- [DIRECTIVE]: Retype each record shown below, leaving every character as it is.

Structured figure records
"""
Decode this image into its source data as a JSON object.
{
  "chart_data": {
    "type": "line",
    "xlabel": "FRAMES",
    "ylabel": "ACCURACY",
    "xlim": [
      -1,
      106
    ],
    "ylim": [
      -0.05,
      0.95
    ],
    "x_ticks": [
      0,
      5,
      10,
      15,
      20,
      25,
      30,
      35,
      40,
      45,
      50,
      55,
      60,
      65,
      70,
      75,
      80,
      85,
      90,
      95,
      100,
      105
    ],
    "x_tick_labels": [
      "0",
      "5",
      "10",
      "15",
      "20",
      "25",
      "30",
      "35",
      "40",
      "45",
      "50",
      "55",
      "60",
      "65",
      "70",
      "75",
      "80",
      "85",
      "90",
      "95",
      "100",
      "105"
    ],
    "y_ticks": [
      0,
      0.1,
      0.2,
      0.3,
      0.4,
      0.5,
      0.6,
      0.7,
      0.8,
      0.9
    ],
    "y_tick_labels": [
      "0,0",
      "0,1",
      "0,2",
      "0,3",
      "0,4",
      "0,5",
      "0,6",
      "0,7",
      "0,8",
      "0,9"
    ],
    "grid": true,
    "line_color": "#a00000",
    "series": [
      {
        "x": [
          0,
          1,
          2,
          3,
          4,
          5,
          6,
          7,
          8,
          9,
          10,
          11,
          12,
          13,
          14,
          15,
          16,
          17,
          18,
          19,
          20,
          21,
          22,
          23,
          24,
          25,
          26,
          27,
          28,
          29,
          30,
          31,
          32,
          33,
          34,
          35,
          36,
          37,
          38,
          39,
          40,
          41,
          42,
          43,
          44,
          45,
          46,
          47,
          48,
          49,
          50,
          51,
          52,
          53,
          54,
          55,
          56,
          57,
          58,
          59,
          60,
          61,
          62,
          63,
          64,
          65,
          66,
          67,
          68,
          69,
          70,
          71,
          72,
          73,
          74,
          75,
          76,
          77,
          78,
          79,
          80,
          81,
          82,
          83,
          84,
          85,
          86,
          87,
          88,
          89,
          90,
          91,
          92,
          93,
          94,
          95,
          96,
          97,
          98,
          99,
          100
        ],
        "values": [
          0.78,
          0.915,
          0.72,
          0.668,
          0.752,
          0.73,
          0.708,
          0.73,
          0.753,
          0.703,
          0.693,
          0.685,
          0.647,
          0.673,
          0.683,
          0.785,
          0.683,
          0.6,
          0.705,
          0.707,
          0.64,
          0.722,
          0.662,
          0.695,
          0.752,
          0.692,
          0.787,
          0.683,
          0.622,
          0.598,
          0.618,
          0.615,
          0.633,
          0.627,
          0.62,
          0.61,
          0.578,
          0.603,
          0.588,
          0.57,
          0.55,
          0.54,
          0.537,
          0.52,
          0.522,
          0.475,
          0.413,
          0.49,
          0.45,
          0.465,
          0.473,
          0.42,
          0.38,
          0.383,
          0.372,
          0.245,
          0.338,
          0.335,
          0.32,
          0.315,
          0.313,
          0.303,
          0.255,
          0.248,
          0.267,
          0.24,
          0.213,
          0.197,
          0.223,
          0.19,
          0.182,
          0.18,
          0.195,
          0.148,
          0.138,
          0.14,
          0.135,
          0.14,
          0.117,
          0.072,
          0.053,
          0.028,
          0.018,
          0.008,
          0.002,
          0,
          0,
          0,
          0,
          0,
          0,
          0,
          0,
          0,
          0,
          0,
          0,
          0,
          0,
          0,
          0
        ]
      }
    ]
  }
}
"""
- [RESULT OF THE EXERCISE]:
Decode this image into its source data as a JSON object.
{
  "chart_data": {
    "type": "line",
    "xlabel": "FRAMES",
    "ylabel": "ACCURACY",
    "xlim": [
      -1,
      106
    ],
    "ylim": [
      -0.05,
      0.95
    ],
    "x_ticks": [
      0,
      5,
      10,
      15,
      20,
      25,
      30,
      35,
      40,
      45,
      50,
      55,
      60,
      65,
      70,
      75,
      80,
      85,
      90,
      95,
      100,
      105
    ],
    "x_tick_labels": [
      "0",
      "5",
      "10",
      "15",
      "20",
      "25",
      "30",
      "35",
      "40",
      "45",
      "50",
      "55",
      "60",
      "65",
      "70",
      "75",
      "80",
      "85",
      "90",
      "95",
      "100",
      "105"
    ],
    "y_ticks": [
      0,
      0.1,
      0.2,
      0.3,
      0.4,
      0.5,
      0.6,
      0.7,
      0.8,
      0.9
    ],
    "y_tick_labels": [
      "0,0",
      "0,1",
      "0,2",
      "0,3",
      "0,4",
      "0,5",
      "0,6",
      "0,7",
      "0,8",
      "0,9"
    ],
    "grid": true,
    "line_color": "#a00000",
    "series": [
      {
        "x": [
          0,
          1,
          2,
          3,
          4,
          5,
          6,
          7,
          8,
          9,
          10,
          11,
          12,
          13,
          14,
          15,
          16,
          17,
          18,
          19,
          20,
          21,
          22,
          23,
          24,
          25,
          26,
          27,
          28,
          29,
          30,
          31,
          32,
          33,
          34,
          35,
          36,
          37,
          38,
          39,
          40,
          41,
          42,
          43,
          44,
          45,
          46,
          47,
          48,
          49,
          50,
          51,
          52,
          53,
          54,
          55,
          56,
          57,
          58,
          59,
          60,
          61,
          62,
          63,
          64,
          65,
          66,
          67,
          68,
          69,
          70,
          71,
          72,
          73,
          74,
          75,
          76,
          77,
          78,
          79,
          80,
          81,
          82,
          83,
          84,
          85,
          86,
          87,
          88,
          89,
          90,
          91,
          92,
          93,
          94,
          95,
          96,
          97,
          98,
          99,
          100
        ],
        "values": [
          0.78,
          0.915,
          0.72,
          0.668,
          0.752,
          0.73,
          0.708,
          0.73,
          0.753,
          0.703,
          0.693,
          0.685,
          0.647,
          0.673,
          0.683,
          0.785,
          0.683,
          0.6,
          0.705,
          0.707,
          0.64,
          0.722,
          0.662,
          0.695,
          0.752,
          0.692,
          0.787,
          0.683,
          0.622,
          0.598,
          0.618,
          0.615,
          0.633,
          0.627,
          0.62,
          0.61,
          0.578,
          0.603,
          0.588,
          0.57,
          0.55,
          0.54,
          0.537,
          0.52,
          0.522,
          0.475,
          0.413,
          0.49,
          0.45,
          0.465,
          0.473,
          0.42,
          0.38,
          0.383,
          0.372,
          0.245,
          0.338,
          0.335,
          0.32,
          0.315,
          0.313,
          0.303,
          0.255,
          0.248,
          0.267,
          0.24,
          0.213,
          0.197,
          0.223,
          0.19,
          0.182,
          0.18,
          0.195,
          0.148,
          0.138,
          0.14,
          0.135,
          0.14,
          0.117,
          0.072,
          0.053,
          0.028,
          0.018,
          0.008,
          0.002,
          0,
          0,
          0,
          0,
          0,
          0,
          0,
          0,
          0,
          0,
          0,
          0,
          0,
          0,
          0,
          0
        ]
      }
    ]
  }
}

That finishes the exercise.